Saved entries:
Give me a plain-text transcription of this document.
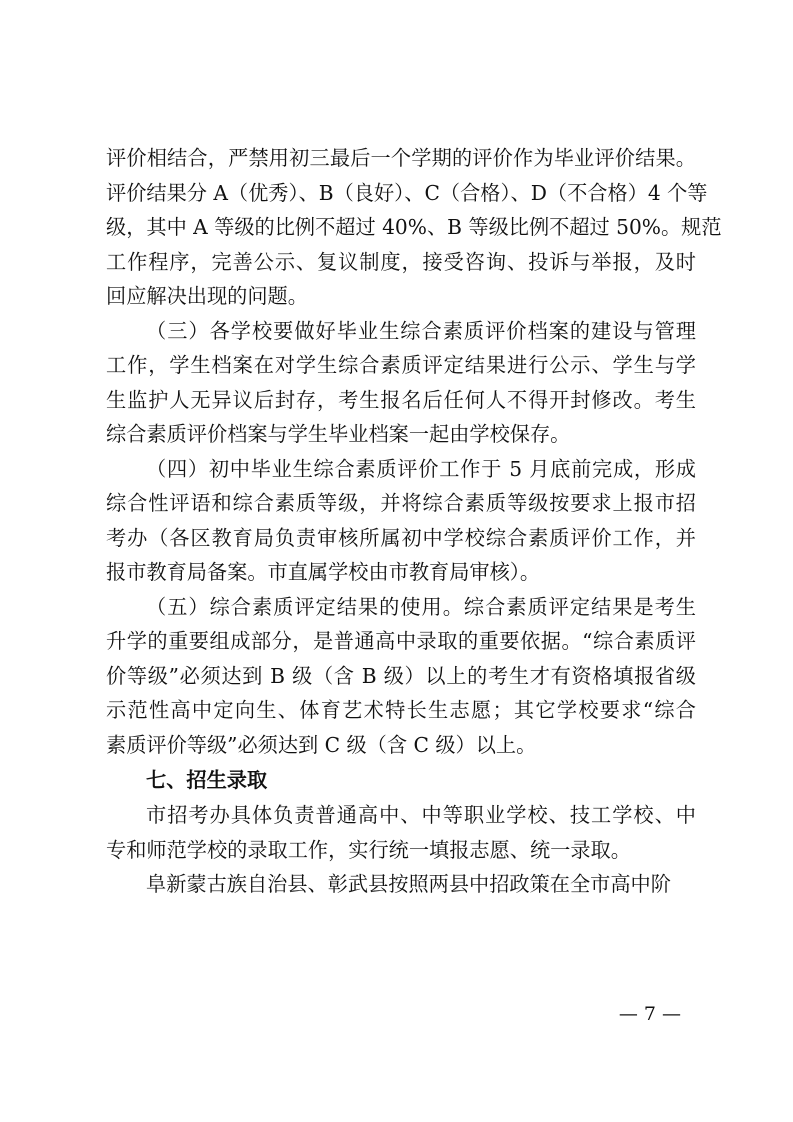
评价相结合，严禁用初三最后一个学期的评价作为毕业评价结果。
评价结果分 A（优秀）、B（良好）、C（合格）、D（不合格）4 个等
级，其中 A 等级的比例不超过 40%、B 等级比例不超过 50%。规范
工作程序，完善公示、复议制度，接受咨询、投诉与举报，及时
回应解决出现的问题。
（三）各学校要做好毕业生综合素质评价档案的建设与管理
工作，学生档案在对学生综合素质评定结果进行公示、学生与学
生监护人无异议后封存，考生报名后任何人不得开封修改。考生
综合素质评价档案与学生毕业档案一起由学校保存。
（四）初中毕业生综合素质评价工作于 5 月底前完成，形成
综合性评语和综合素质等级，并将综合素质等级按要求上报市招
考办（各区教育局负责审核所属初中学校综合素质评价工作，并
报市教育局备案。市直属学校由市教育局审核）。
（五）综合素质评定结果的使用。综合素质评定结果是考生
升学的重要组成部分，是普通高中录取的重要依据。“综合素质评
价等级”必须达到 B 级（含 B 级）以上的考生才有资格填报省级
示范性高中定向生、体育艺术特长生志愿；其它学校要求“综合
素质评价等级”必须达到 C 级（含 C 级）以上。
七、招生录取
市招考办具体负责普通高中、中等职业学校、技工学校、中
专和师范学校的录取工作，实行统一填报志愿、统一录取。
阜新蒙古族自治县、彰武县按照两县中招政策在全市高中阶
— 7 —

Do this: Restate each line of the records exactly; pictures do not belong in the copy.

Full response:
Give me a plain-text transcription of this document.
评价相结合，严禁用初三最后一个学期的评价作为毕业评价结果。
评价结果分 A（优秀）、B（良好）、C（合格）、D（不合格）4 个等
级，其中 A 等级的比例不超过 40%、B 等级比例不超过 50%。规范
工作程序，完善公示、复议制度，接受咨询、投诉与举报，及时
回应解决出现的问题。
（三）各学校要做好毕业生综合素质评价档案的建设与管理
工作，学生档案在对学生综合素质评定结果进行公示、学生与学
生监护人无异议后封存，考生报名后任何人不得开封修改。考生
综合素质评价档案与学生毕业档案一起由学校保存。
（四）初中毕业生综合素质评价工作于 5 月底前完成，形成
综合性评语和综合素质等级，并将综合素质等级按要求上报市招
考办（各区教育局负责审核所属初中学校综合素质评价工作，并
报市教育局备案。市直属学校由市教育局审核）。
（五）综合素质评定结果的使用。综合素质评定结果是考生
升学的重要组成部分，是普通高中录取的重要依据。“综合素质评
价等级”必须达到 B 级（含 B 级）以上的考生才有资格填报省级
示范性高中定向生、体育艺术特长生志愿；其它学校要求“综合
素质评价等级”必须达到 C 级（含 C 级）以上。
七、招生录取
市招考办具体负责普通高中、中等职业学校、技工学校、中
专和师范学校的录取工作，实行统一填报志愿、统一录取。
阜新蒙古族自治县、彰武县按照两县中招政策在全市高中阶
— 7 —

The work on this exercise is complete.